- _How to complete this task_
Each line of the data holding "deposition" should be found and copied.
Records to process section start
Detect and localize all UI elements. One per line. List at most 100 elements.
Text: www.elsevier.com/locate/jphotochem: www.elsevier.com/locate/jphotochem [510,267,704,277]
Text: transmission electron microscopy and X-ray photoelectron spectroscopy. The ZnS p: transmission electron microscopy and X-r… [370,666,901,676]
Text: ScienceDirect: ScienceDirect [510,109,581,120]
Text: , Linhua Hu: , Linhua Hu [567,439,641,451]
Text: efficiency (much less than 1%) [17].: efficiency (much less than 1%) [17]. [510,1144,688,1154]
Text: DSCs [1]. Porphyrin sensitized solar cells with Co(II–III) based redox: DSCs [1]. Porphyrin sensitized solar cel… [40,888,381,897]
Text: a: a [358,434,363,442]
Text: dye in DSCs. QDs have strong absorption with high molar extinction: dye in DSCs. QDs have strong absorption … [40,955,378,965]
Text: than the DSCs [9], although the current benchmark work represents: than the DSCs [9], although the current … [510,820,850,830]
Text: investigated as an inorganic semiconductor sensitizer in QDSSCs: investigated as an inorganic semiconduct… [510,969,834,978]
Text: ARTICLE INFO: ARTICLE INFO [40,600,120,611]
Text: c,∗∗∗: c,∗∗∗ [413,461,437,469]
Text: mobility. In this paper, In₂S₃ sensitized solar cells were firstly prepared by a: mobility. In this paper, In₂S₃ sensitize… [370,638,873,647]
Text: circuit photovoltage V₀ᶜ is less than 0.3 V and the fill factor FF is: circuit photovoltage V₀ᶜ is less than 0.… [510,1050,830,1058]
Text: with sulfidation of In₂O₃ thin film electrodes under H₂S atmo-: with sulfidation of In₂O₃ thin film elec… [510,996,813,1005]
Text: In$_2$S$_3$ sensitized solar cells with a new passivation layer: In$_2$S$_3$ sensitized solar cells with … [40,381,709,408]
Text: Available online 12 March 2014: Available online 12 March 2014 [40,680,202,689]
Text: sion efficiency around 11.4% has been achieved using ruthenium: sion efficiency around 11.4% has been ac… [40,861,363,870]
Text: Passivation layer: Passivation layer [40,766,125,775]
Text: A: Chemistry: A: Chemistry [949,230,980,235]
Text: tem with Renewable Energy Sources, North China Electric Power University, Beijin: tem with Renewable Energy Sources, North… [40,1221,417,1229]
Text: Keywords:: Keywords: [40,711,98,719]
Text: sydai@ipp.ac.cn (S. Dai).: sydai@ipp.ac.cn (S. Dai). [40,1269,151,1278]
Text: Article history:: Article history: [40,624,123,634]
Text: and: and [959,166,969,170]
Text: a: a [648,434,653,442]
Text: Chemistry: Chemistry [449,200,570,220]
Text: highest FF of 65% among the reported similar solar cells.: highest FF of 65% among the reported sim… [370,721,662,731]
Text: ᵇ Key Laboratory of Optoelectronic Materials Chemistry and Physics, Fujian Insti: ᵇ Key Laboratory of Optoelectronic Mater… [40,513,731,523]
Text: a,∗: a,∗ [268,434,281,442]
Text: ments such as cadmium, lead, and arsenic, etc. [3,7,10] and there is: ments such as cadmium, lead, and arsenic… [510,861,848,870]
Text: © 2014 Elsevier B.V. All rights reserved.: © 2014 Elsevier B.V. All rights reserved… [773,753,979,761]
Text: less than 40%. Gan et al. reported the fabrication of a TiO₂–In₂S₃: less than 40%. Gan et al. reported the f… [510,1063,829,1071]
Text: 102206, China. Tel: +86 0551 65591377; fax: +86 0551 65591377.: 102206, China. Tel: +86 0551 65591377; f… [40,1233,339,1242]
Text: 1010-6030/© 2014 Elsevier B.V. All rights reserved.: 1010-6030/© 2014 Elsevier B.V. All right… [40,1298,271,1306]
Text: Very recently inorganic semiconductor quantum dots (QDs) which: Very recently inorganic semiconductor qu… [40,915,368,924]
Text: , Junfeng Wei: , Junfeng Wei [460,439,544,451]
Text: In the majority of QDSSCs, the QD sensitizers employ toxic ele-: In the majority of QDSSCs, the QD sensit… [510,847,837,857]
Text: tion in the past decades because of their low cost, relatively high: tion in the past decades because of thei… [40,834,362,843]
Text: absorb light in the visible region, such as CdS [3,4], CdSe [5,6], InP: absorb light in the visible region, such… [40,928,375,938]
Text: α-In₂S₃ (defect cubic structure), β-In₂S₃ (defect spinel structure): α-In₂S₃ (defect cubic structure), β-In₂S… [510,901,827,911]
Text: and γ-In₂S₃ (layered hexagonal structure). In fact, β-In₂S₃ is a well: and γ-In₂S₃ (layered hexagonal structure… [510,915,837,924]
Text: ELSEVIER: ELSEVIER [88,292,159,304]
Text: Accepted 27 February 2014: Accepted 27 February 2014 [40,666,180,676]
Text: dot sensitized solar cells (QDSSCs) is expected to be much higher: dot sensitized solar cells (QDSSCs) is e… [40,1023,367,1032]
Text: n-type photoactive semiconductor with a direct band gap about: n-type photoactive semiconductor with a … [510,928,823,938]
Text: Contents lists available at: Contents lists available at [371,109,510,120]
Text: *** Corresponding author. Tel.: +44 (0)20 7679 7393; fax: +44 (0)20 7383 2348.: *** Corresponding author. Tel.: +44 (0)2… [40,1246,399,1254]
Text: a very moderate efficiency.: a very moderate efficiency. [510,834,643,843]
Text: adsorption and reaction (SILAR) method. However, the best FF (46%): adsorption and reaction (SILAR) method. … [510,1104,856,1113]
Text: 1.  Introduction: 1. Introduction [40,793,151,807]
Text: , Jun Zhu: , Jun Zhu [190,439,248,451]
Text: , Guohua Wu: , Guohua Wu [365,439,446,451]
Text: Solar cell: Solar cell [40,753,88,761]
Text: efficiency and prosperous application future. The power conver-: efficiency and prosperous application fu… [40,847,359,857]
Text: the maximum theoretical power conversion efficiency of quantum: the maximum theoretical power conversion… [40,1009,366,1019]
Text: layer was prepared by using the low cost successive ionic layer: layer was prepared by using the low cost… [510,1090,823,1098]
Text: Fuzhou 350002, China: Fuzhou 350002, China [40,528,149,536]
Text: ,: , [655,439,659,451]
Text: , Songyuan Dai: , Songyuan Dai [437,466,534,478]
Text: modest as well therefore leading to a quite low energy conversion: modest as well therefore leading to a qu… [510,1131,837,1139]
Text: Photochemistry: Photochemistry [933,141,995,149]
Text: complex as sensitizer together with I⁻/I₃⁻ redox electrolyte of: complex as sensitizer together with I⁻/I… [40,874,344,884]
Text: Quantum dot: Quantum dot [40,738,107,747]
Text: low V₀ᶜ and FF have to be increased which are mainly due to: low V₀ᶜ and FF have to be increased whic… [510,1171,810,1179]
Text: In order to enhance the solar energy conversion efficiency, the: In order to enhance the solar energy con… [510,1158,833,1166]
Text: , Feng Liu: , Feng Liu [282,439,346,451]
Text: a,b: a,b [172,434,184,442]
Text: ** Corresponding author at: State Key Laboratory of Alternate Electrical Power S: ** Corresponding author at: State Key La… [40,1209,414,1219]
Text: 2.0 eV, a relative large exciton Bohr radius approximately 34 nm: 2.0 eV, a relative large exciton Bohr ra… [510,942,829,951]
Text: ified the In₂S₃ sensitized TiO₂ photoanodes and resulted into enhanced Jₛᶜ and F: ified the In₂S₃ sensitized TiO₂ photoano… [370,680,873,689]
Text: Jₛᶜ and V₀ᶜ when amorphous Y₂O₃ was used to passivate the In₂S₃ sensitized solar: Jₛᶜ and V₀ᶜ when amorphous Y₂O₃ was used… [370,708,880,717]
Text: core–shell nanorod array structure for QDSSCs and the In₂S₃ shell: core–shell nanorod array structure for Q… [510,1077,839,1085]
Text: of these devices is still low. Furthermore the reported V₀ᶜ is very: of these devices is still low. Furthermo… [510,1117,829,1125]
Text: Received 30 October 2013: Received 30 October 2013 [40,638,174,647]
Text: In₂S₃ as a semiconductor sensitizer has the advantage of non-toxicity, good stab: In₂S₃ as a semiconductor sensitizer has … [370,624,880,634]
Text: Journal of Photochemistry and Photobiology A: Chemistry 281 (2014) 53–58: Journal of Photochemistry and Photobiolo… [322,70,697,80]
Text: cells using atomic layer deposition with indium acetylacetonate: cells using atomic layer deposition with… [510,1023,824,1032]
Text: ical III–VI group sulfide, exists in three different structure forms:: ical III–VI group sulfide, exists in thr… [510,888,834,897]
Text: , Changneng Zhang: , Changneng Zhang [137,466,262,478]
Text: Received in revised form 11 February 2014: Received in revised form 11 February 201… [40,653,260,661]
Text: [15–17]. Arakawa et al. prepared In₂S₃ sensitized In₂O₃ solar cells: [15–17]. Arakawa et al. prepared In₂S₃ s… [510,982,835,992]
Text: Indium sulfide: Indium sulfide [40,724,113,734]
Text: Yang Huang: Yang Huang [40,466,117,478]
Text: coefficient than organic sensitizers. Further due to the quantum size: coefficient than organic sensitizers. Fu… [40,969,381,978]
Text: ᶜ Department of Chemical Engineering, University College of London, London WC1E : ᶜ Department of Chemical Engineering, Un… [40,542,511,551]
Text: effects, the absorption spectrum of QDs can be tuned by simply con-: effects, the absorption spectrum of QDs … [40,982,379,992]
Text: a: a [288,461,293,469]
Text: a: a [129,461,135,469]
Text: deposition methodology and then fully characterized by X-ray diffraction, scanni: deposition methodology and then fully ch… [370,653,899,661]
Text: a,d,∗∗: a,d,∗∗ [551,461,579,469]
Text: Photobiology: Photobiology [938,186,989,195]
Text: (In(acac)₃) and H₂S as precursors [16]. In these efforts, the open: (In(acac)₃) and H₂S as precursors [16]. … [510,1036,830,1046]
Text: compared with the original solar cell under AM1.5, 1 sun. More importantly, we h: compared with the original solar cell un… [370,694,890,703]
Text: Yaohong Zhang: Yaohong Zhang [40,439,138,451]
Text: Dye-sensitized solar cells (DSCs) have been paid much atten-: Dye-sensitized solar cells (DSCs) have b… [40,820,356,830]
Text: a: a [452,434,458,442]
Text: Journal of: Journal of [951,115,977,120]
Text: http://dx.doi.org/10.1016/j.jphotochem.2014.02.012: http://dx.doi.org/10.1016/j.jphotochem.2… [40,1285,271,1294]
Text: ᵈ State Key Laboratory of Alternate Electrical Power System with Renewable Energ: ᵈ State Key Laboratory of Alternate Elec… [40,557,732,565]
Records to process section end
- _Output of the exercise_
Text: cells using atomic layer deposition with indium acetylacetonate: cells using atomic layer deposition with… [510,1023,824,1032]
Text: deposition methodology and then fully characterized by X-ray diffraction, scanni: deposition methodology and then fully ch… [370,653,899,661]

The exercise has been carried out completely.